#### Stated exercise
From the entries that follow, pick out all lines holding "windows".

::::

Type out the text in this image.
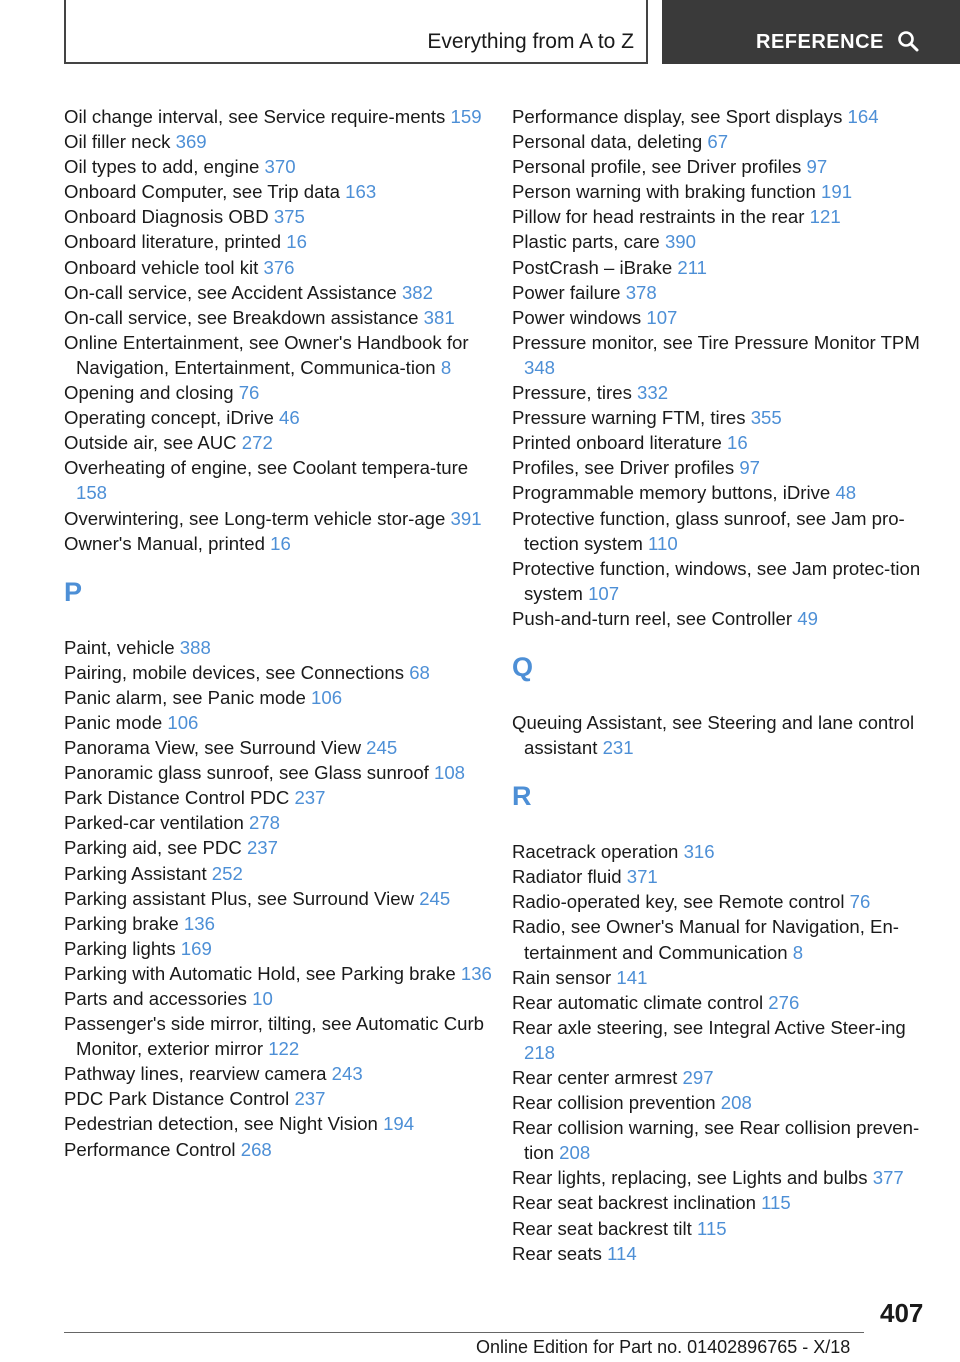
Everything from A to Z	REFERENCE
Oil change interval, see Service require‐ments 159
Oil filler neck 369
Oil types to add, engine 370
Onboard Computer, see Trip data 163
Onboard Diagnosis OBD 375
Onboard literature, printed 16
Onboard vehicle tool kit 376
On-call service, see Accident Assistance 382
On-call service, see Breakdown assistance 381
Online Entertainment, see Owner's Handbook for Navigation, Entertainment, Communica‐tion 8
Opening and closing 76
Operating concept, iDrive 46
Outside air, see AUC 272
Overheating of engine, see Coolant tempera‐ture 158
Overwintering, see Long-term vehicle stor‐age 391
Owner's Manual, printed 16
P
Paint, vehicle 388
Pairing, mobile devices, see Connections 68
Panic alarm, see Panic mode 106
Panic mode 106
Panorama View, see Surround View 245
Panoramic glass sunroof, see Glass sunroof 108
Park Distance Control PDC 237
Parked-car ventilation 278
Parking aid, see PDC 237
Parking Assistant 252
Parking assistant Plus, see Surround View 245
Parking brake 136
Parking lights 169
Parking with Automatic Hold, see Parking brake 136
Parts and accessories 10
Passenger's side mirror, tilting, see Automatic Curb Monitor, exterior mirror 122
Pathway lines, rearview camera 243
PDC Park Distance Control 237
Pedestrian detection, see Night Vision 194
Performance Control 268
Performance display, see Sport displays 164
Personal data, deleting 67
Personal profile, see Driver profiles 97
Person warning with braking function 191
Pillow for head restraints in the rear 121
Plastic parts, care 390
PostCrash – iBrake 211
Power failure 378
Power windows 107
Pressure monitor, see Tire Pressure Monitor TPM 348
Pressure, tires 332
Pressure warning FTM, tires 355
Printed onboard literature 16
Profiles, see Driver profiles 97
Programmable memory buttons, iDrive 48
Protective function, glass sunroof, see Jam pro‐tection system 110
Protective function, windows, see Jam protec‐tion system 107
Push-and-turn reel, see Controller 49
Q
Queuing Assistant, see Steering and lane control assistant 231
R
Racetrack operation 316
Radiator fluid 371
Radio-operated key, see Remote control 76
Radio, see Owner's Manual for Navigation, En‐tertainment and Communication 8
Rain sensor 141
Rear automatic climate control 276
Rear axle steering, see Integral Active Steer‐ing 218
Rear center armrest 297
Rear collision prevention 208
Rear collision warning, see Rear collision preven‐tion 208
Rear lights, replacing, see Lights and bulbs 377
Rear seat backrest inclination 115
Rear seat backrest tilt 115
Rear seats 114
407
Online Edition for Part no. 01402896765 - X/18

::::

#### The completed task
Power windows 107
Protective function, windows, see Jam protec‐tion system 107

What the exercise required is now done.